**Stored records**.
>>
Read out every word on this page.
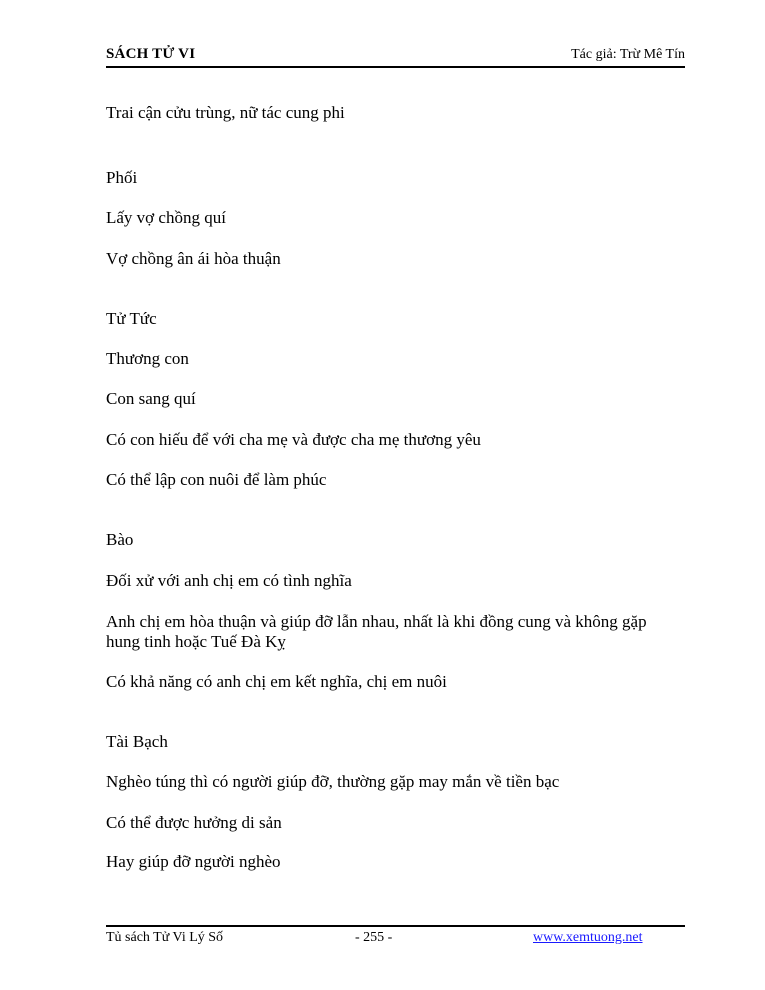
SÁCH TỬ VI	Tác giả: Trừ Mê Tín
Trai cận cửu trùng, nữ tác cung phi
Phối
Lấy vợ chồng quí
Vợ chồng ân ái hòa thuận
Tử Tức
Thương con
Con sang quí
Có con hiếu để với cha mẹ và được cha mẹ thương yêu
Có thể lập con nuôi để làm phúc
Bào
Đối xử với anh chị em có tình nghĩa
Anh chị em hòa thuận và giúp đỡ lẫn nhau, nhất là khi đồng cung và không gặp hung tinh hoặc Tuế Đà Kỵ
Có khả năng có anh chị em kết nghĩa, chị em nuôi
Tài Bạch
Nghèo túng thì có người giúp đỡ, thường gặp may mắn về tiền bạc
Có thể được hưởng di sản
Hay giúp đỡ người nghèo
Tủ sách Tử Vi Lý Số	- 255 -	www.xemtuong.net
<<
>>
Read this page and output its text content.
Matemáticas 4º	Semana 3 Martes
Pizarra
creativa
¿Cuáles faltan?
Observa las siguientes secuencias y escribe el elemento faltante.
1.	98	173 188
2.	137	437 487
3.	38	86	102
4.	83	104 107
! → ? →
<<
**Work to do**. Look through the material above. Copy each line where the word "nuôi" appears.

**The solution**.
Có thể lập con nuôi để làm phúc
Có khả năng có anh chị em kết nghĩa, chị em nuôi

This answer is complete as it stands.